- _What you should do_
Retype each record below word for word. Leave the pictures out.

══ Data rows

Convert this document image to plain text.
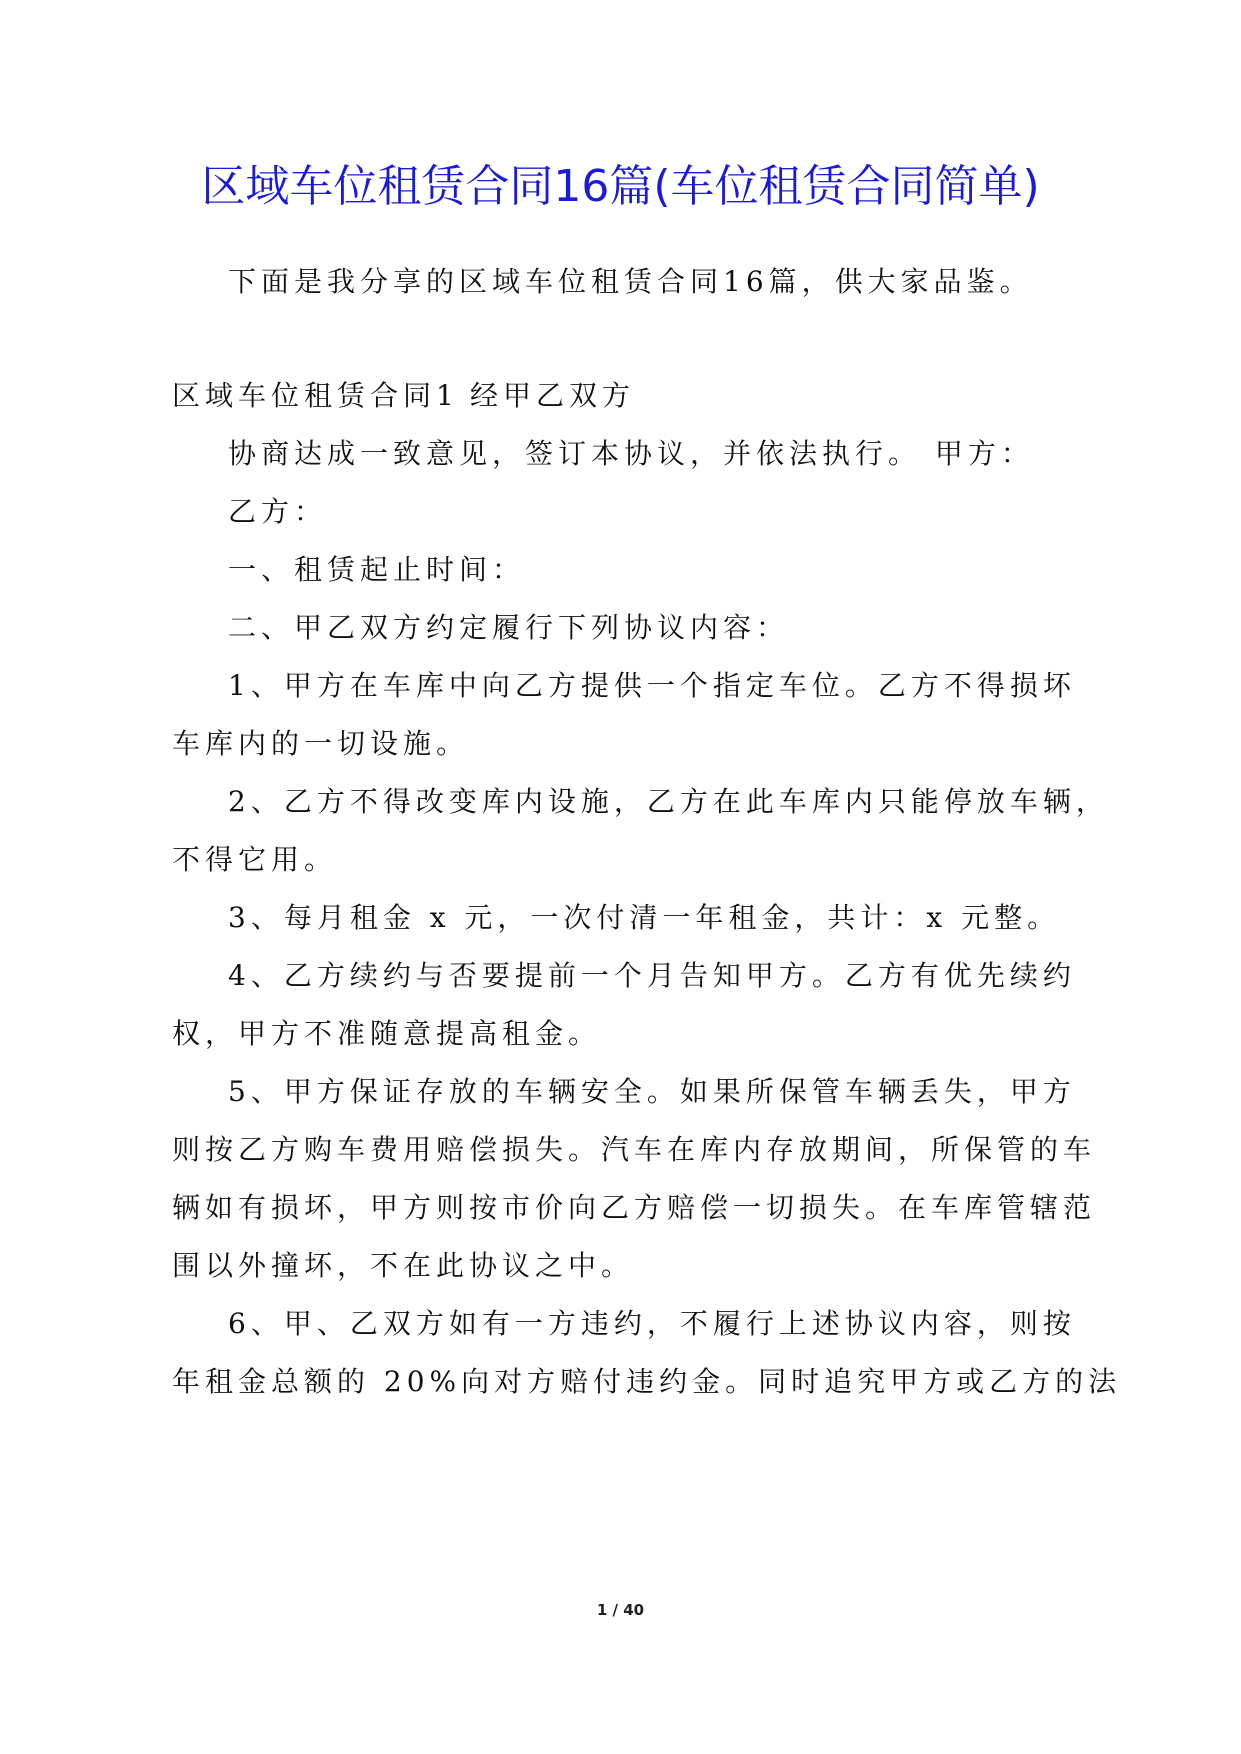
区域车位租赁合同16篇(车位租赁合同简单)
下面是我分享的区域车位租赁合同16篇，供大家品鉴。
区域车位租赁合同1 经甲乙双方
协商达成一致意见，签订本协议，并依法执行。 甲方：
乙方：
一、租赁起止时间：
二、甲乙双方约定履行下列协议内容：
1、甲方在车库中向乙方提供一个指定车位。乙方不得损坏
车库内的一切设施。
2、乙方不得改变库内设施，乙方在此车库内只能停放车辆，
不得它用。
3、每月租金 x 元，一次付清一年租金，共计：x 元整。
4、乙方续约与否要提前一个月告知甲方。乙方有优先续约
权，甲方不准随意提高租金。
5、甲方保证存放的车辆安全。如果所保管车辆丢失，甲方
则按乙方购车费用赔偿损失。汽车在库内存放期间，所保管的车
辆如有损坏，甲方则按市价向乙方赔偿一切损失。在车库管辖范
围以外撞坏，不在此协议之中。
6、甲、乙双方如有一方违约，不履行上述协议内容，则按
年租金总额的 20%向对方赔付违约金。同时追究甲方或乙方的法
1 / 40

════

- _Final answer_
Convert this document image to plain text.
区域车位租赁合同16篇(车位租赁合同简单)
下面是我分享的区域车位租赁合同16篇，供大家品鉴。
区域车位租赁合同1 经甲乙双方
协商达成一致意见，签订本协议，并依法执行。 甲方：
乙方：
一、租赁起止时间：
二、甲乙双方约定履行下列协议内容：
1、甲方在车库中向乙方提供一个指定车位。乙方不得损坏
车库内的一切设施。
2、乙方不得改变库内设施，乙方在此车库内只能停放车辆，
不得它用。
3、每月租金 x 元，一次付清一年租金，共计：x 元整。
4、乙方续约与否要提前一个月告知甲方。乙方有优先续约
权，甲方不准随意提高租金。
5、甲方保证存放的车辆安全。如果所保管车辆丢失，甲方
则按乙方购车费用赔偿损失。汽车在库内存放期间，所保管的车
辆如有损坏，甲方则按市价向乙方赔偿一切损失。在车库管辖范
围以外撞坏，不在此协议之中。
6、甲、乙双方如有一方违约，不履行上述协议内容，则按
年租金总额的 20%向对方赔付违约金。同时追究甲方或乙方的法
1 / 40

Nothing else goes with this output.